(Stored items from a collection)
· · · · · · ·

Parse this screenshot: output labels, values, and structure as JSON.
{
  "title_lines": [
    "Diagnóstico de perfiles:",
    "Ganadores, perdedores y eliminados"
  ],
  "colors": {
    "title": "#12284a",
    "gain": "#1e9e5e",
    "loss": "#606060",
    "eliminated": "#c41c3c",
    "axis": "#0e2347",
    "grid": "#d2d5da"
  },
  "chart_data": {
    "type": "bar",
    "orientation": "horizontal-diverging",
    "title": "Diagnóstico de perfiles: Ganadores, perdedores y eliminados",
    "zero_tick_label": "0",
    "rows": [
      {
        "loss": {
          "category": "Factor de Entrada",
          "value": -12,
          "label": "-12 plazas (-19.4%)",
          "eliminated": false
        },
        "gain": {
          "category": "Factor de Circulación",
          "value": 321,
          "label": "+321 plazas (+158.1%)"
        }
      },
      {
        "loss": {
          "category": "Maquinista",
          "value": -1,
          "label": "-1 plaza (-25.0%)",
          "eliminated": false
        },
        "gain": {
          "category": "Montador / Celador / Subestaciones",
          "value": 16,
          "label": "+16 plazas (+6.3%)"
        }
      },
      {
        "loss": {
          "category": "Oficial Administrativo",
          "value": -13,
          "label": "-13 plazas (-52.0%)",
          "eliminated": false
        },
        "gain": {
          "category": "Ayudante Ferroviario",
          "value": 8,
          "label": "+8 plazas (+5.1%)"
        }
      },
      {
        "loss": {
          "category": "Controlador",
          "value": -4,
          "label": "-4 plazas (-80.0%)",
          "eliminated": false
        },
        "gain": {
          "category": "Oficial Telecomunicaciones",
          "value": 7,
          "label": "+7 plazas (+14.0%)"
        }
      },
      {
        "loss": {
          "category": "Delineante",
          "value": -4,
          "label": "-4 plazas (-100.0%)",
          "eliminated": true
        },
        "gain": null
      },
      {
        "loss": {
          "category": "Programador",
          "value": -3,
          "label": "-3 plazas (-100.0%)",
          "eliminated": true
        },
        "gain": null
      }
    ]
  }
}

· · · · · · ·

Reproduce all data above, unchanged.

Parse this screenshot: output labels, values, and structure as JSON.
{
  "title_lines": [
    "Diagnóstico de perfiles:",
    "Ganadores, perdedores y eliminados"
  ],
  "colors": {
    "title": "#12284a",
    "gain": "#1e9e5e",
    "loss": "#606060",
    "eliminated": "#c41c3c",
    "axis": "#0e2347",
    "grid": "#d2d5da"
  },
  "chart_data": {
    "type": "bar",
    "orientation": "horizontal-diverging",
    "title": "Diagnóstico de perfiles: Ganadores, perdedores y eliminados",
    "zero_tick_label": "0",
    "rows": [
      {
        "loss": {
          "category": "Factor de Entrada",
          "value": -12,
          "label": "-12 plazas (-19.4%)",
          "eliminated": false
        },
        "gain": {
          "category": "Factor de Circulación",
          "value": 321,
          "label": "+321 plazas (+158.1%)"
        }
      },
      {
        "loss": {
          "category": "Maquinista",
          "value": -1,
          "label": "-1 plaza (-25.0%)",
          "eliminated": false
        },
        "gain": {
          "category": "Montador / Celador / Subestaciones",
          "value": 16,
          "label": "+16 plazas (+6.3%)"
        }
      },
      {
        "loss": {
          "category": "Oficial Administrativo",
          "value": -13,
          "label": "-13 plazas (-52.0%)",
          "eliminated": false
        },
        "gain": {
          "category": "Ayudante Ferroviario",
          "value": 8,
          "label": "+8 plazas (+5.1%)"
        }
      },
      {
        "loss": {
          "category": "Controlador",
          "value": -4,
          "label": "-4 plazas (-80.0%)",
          "eliminated": false
        },
        "gain": {
          "category": "Oficial Telecomunicaciones",
          "value": 7,
          "label": "+7 plazas (+14.0%)"
        }
      },
      {
        "loss": {
          "category": "Delineante",
          "value": -4,
          "label": "-4 plazas (-100.0%)",
          "eliminated": true
        },
        "gain": null
      },
      {
        "loss": {
          "category": "Programador",
          "value": -3,
          "label": "-3 plazas (-100.0%)",
          "eliminated": true
        },
        "gain": null
      }
    ]
  }
}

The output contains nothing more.